Transcribe the records that follow in their entirety, omitting any pictures.

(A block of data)
┌──

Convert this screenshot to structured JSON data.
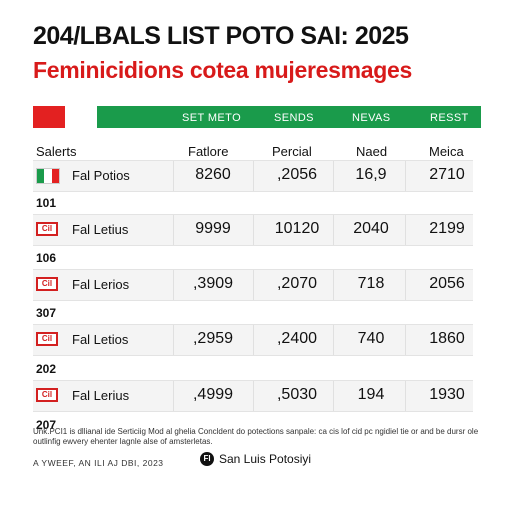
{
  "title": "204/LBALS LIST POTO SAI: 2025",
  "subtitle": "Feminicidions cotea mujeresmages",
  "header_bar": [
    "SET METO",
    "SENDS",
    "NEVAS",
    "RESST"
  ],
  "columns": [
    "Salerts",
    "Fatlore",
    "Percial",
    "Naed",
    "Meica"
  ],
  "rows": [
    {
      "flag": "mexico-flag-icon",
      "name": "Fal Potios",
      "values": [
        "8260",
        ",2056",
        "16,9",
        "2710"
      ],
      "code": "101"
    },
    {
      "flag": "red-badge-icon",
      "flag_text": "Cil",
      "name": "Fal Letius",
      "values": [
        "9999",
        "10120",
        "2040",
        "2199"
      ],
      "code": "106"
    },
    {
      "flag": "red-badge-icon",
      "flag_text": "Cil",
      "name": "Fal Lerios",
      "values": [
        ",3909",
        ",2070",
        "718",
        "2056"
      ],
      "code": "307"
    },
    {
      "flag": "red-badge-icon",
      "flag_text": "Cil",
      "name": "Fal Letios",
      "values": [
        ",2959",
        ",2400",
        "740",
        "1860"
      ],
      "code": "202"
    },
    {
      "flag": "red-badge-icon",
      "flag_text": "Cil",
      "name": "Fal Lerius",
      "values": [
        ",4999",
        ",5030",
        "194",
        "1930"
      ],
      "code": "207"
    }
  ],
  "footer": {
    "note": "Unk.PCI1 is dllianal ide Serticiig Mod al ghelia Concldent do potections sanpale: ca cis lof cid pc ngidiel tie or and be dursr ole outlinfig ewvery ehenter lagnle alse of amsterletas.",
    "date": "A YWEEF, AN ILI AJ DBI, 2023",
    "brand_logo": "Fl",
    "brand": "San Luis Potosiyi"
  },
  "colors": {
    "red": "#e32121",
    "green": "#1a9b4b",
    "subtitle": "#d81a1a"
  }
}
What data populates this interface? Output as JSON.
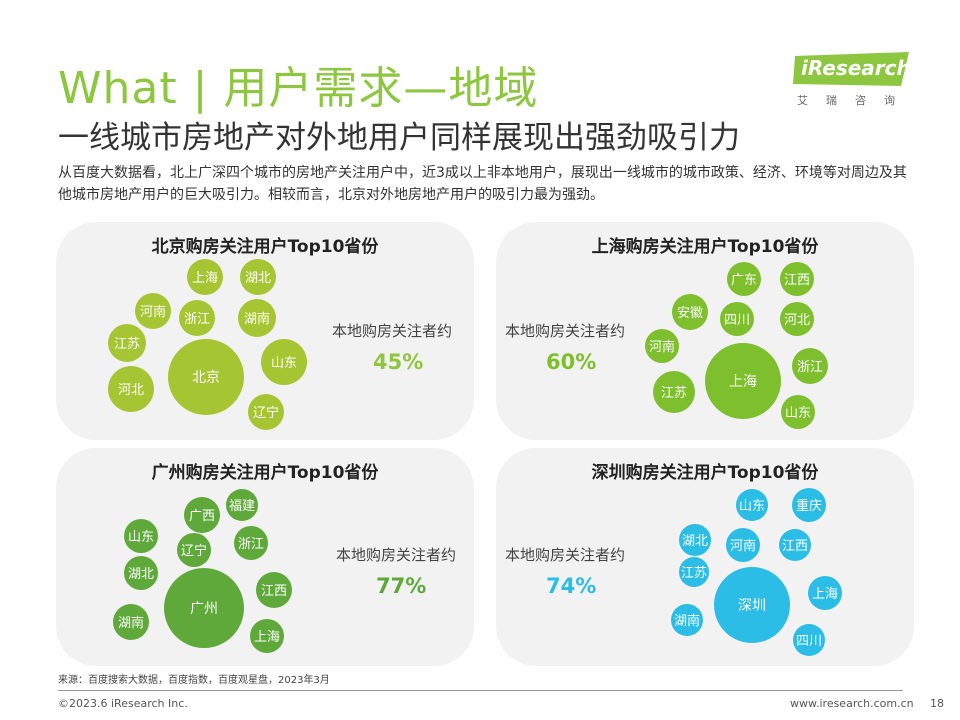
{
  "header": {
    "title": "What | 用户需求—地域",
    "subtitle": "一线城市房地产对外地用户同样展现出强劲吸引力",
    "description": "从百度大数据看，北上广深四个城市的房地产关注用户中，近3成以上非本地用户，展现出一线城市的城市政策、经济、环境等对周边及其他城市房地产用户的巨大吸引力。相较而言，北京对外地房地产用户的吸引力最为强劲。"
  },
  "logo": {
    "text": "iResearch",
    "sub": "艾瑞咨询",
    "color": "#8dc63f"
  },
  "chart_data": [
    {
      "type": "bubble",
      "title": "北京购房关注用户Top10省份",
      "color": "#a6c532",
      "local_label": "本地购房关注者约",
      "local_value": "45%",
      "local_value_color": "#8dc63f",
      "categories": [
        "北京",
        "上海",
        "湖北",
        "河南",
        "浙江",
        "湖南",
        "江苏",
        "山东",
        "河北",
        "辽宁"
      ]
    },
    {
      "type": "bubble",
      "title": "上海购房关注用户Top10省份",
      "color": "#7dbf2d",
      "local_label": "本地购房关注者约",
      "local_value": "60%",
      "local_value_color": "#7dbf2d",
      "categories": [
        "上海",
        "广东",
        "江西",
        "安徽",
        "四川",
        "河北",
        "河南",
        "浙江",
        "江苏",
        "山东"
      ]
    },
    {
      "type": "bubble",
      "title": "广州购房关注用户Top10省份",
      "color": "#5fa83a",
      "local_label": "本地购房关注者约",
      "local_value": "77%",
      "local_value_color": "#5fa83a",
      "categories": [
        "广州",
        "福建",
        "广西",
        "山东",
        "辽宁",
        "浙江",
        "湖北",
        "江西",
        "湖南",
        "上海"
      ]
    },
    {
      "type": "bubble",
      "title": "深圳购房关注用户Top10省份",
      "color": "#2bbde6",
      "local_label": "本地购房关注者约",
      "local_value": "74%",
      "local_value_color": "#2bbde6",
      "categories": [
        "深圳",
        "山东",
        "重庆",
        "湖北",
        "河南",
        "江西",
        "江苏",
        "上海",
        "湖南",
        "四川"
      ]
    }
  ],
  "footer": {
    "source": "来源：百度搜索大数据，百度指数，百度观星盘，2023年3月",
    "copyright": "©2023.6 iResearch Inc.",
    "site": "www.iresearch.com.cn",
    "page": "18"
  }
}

└──

The reply:
Convert this screenshot to structured JSON data.
{
  "title": "204/LBALS LIST POTO SAI: 2025",
  "subtitle": "Feminicidions cotea mujeresmages",
  "header_bar": [
    "SET METO",
    "SENDS",
    "NEVAS",
    "RESST"
  ],
  "columns": [
    "Salerts",
    "Fatlore",
    "Percial",
    "Naed",
    "Meica"
  ],
  "rows": [
    {
      "flag": "mexico-flag-icon",
      "name": "Fal Potios",
      "values": [
        "8260",
        ",2056",
        "16,9",
        "2710"
      ],
      "code": "101"
    },
    {
      "flag": "red-badge-icon",
      "flag_text": "Cil",
      "name": "Fal Letius",
      "values": [
        "9999",
        "10120",
        "2040",
        "2199"
      ],
      "code": "106"
    },
    {
      "flag": "red-badge-icon",
      "flag_text": "Cil",
      "name": "Fal Lerios",
      "values": [
        ",3909",
        ",2070",
        "718",
        "2056"
      ],
      "code": "307"
    },
    {
      "flag": "red-badge-icon",
      "flag_text": "Cil",
      "name": "Fal Letios",
      "values": [
        ",2959",
        ",2400",
        "740",
        "1860"
      ],
      "code": "202"
    },
    {
      "flag": "red-badge-icon",
      "flag_text": "Cil",
      "name": "Fal Lerius",
      "values": [
        ",4999",
        ",5030",
        "194",
        "1930"
      ],
      "code": "207"
    }
  ],
  "footer": {
    "note": "Unk.PCI1 is dllianal ide Serticiig Mod al ghelia Concldent do potections sanpale: ca cis lof cid pc ngidiel tie or and be dursr ole outlinfig ewvery ehenter lagnle alse of amsterletas.",
    "date": "A YWEEF, AN ILI AJ DBI, 2023",
    "brand_logo": "Fl",
    "brand": "San Luis Potosiyi"
  },
  "colors": {
    "red": "#e32121",
    "green": "#1a9b4b",
    "subtitle": "#d81a1a"
  }
}
What data populates this interface? Output as JSON.
{
  "header": {
    "title": "What | 用户需求—地域",
    "subtitle": "一线城市房地产对外地用户同样展现出强劲吸引力",
    "description": "从百度大数据看，北上广深四个城市的房地产关注用户中，近3成以上非本地用户，展现出一线城市的城市政策、经济、环境等对周边及其他城市房地产用户的巨大吸引力。相较而言，北京对外地房地产用户的吸引力最为强劲。"
  },
  "logo": {
    "text": "iResearch",
    "sub": "艾瑞咨询",
    "color": "#8dc63f"
  },
  "chart_data": [
    {
      "type": "bubble",
      "title": "北京购房关注用户Top10省份",
      "color": "#a6c532",
      "local_label": "本地购房关注者约",
      "local_value": "45%",
      "local_value_color": "#8dc63f",
      "categories": [
        "北京",
        "上海",
        "湖北",
        "河南",
        "浙江",
        "湖南",
        "江苏",
        "山东",
        "河北",
        "辽宁"
      ]
    },
    {
      "type": "bubble",
      "title": "上海购房关注用户Top10省份",
      "color": "#7dbf2d",
      "local_label": "本地购房关注者约",
      "local_value": "60%",
      "local_value_color": "#7dbf2d",
      "categories": [
        "上海",
        "广东",
        "江西",
        "安徽",
        "四川",
        "河北",
        "河南",
        "浙江",
        "江苏",
        "山东"
      ]
    },
    {
      "type": "bubble",
      "title": "广州购房关注用户Top10省份",
      "color": "#5fa83a",
      "local_label": "本地购房关注者约",
      "local_value": "77%",
      "local_value_color": "#5fa83a",
      "categories": [
        "广州",
        "福建",
        "广西",
        "山东",
        "辽宁",
        "浙江",
        "湖北",
        "江西",
        "湖南",
        "上海"
      ]
    },
    {
      "type": "bubble",
      "title": "深圳购房关注用户Top10省份",
      "color": "#2bbde6",
      "local_label": "本地购房关注者约",
      "local_value": "74%",
      "local_value_color": "#2bbde6",
      "categories": [
        "深圳",
        "山东",
        "重庆",
        "湖北",
        "河南",
        "江西",
        "江苏",
        "上海",
        "湖南",
        "四川"
      ]
    }
  ],
  "footer": {
    "source": "来源：百度搜索大数据，百度指数，百度观星盘，2023年3月",
    "copyright": "©2023.6 iResearch Inc.",
    "site": "www.iresearch.com.cn",
    "page": "18"
  }
}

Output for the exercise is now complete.